Stored records
▬▬▬▬▬▬

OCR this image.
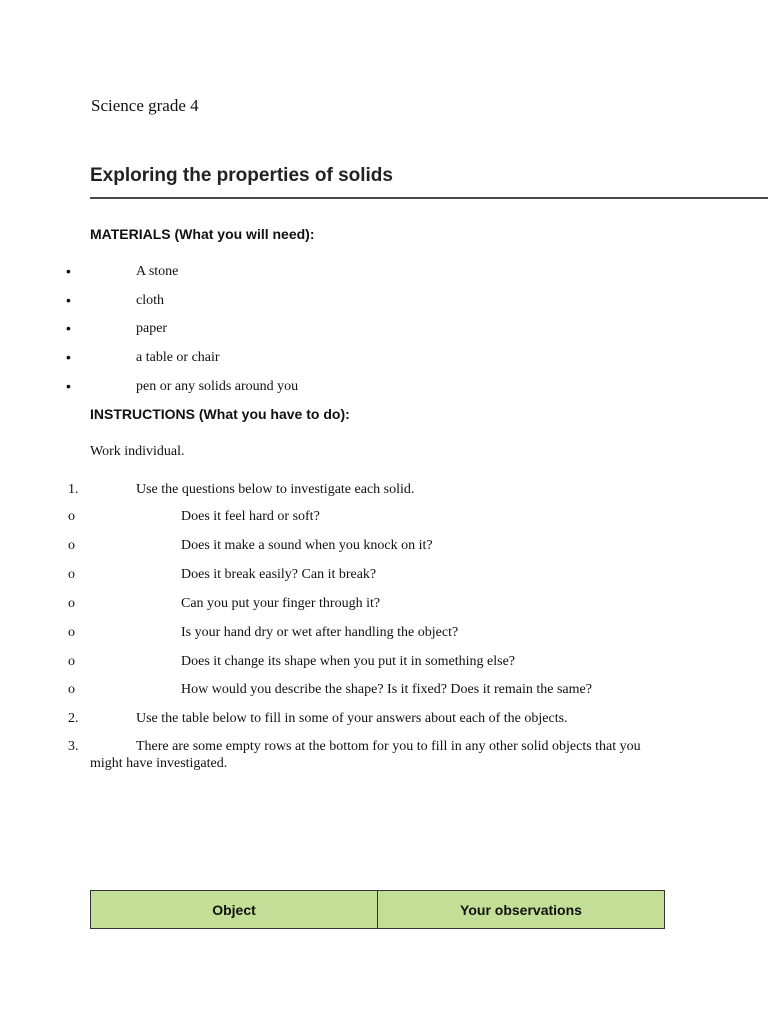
Science grade 4
Exploring the properties of solids
MATERIALS (What you will need):
•	A stone
•	cloth
•	paper
•	a table or chair
•	pen or any solids around you
INSTRUCTIONS (What you have to do):
Work individual.
1.	Use the questions below to investigate each solid.
o	Does it feel hard or soft?
o	Does it make a sound when you knock on it?
o	Does it break easily? Can it break?
o	Can you put your finger through it?
o	Is your hand dry or wet after handling the object?
o	Does it change its shape when you put it in something else?
o	How would you describe the shape? Is it fixed? Does it remain the same?
2.	Use the table below to fill in some of your answers about each of the objects.
3.	There are some empty rows at the bottom for you to fill in any other solid objects that you might have investigated.
Object	Your observations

▬▬▬▬▬▬

Given instruction:
Reproduce all entries without any change, and omit the pictures.

Response below:
OCR this image.
Science grade 4
Exploring the properties of solids
MATERIALS (What you will need):
•	A stone
•	cloth
•	paper
•	a table or chair
•	pen or any solids around you
INSTRUCTIONS (What you have to do):
Work individual.
1.	Use the questions below to investigate each solid.
o	Does it feel hard or soft?
o	Does it make a sound when you knock on it?
o	Does it break easily? Can it break?
o	Can you put your finger through it?
o	Is your hand dry or wet after handling the object?
o	Does it change its shape when you put it in something else?
o	How would you describe the shape? Is it fixed? Does it remain the same?
2.	Use the table below to fill in some of your answers about each of the objects.
3.	There are some empty rows at the bottom for you to fill in any other solid objects that you might have investigated.
Object	Your observations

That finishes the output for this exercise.